• _AIM OF THE EXERCISE_
Transcribe each record exactly. Include every one.

[START RECORDED DATA]

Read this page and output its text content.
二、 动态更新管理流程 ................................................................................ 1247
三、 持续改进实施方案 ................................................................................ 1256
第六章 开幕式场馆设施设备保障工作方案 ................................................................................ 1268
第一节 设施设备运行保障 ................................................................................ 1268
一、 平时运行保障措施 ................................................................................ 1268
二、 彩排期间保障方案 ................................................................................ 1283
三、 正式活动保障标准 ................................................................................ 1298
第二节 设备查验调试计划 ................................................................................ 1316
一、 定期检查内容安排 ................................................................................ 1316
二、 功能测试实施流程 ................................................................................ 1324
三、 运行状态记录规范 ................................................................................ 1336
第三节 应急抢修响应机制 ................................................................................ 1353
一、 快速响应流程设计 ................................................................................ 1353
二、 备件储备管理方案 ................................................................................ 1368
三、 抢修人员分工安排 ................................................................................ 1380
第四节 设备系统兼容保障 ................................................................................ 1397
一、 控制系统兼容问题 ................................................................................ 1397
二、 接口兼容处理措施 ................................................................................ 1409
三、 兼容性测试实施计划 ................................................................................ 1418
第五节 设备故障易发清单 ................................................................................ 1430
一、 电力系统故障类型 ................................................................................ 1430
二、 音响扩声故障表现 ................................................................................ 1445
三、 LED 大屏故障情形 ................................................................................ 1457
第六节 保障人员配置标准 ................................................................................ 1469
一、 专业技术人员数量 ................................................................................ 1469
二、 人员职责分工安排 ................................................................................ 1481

[END RECORDED DATA]

• _WORKED ANSWER_
Read this page and output its text content.
二、 动态更新管理流程 ................................................................................ 1247
三、 持续改进实施方案 ................................................................................ 1256
第六章 开幕式场馆设施设备保障工作方案 ................................................................................ 1268
第一节 设施设备运行保障 ................................................................................ 1268
一、 平时运行保障措施 ................................................................................ 1268
二、 彩排期间保障方案 ................................................................................ 1283
三、 正式活动保障标准 ................................................................................ 1298
第二节 设备查验调试计划 ................................................................................ 1316
一、 定期检查内容安排 ................................................................................ 1316
二、 功能测试实施流程 ................................................................................ 1324
三、 运行状态记录规范 ................................................................................ 1336
第三节 应急抢修响应机制 ................................................................................ 1353
一、 快速响应流程设计 ................................................................................ 1353
二、 备件储备管理方案 ................................................................................ 1368
三、 抢修人员分工安排 ................................................................................ 1380
第四节 设备系统兼容保障 ................................................................................ 1397
一、 控制系统兼容问题 ................................................................................ 1397
二、 接口兼容处理措施 ................................................................................ 1409
三、 兼容性测试实施计划 ................................................................................ 1418
第五节 设备故障易发清单 ................................................................................ 1430
一、 电力系统故障类型 ................................................................................ 1430
二、 音响扩声故障表现 ................................................................................ 1445
三、 LED 大屏故障情形 ................................................................................ 1457
第六节 保障人员配置标准 ................................................................................ 1469
一、 专业技术人员数量 ................................................................................ 1469
二、 人员职责分工安排 ................................................................................ 1481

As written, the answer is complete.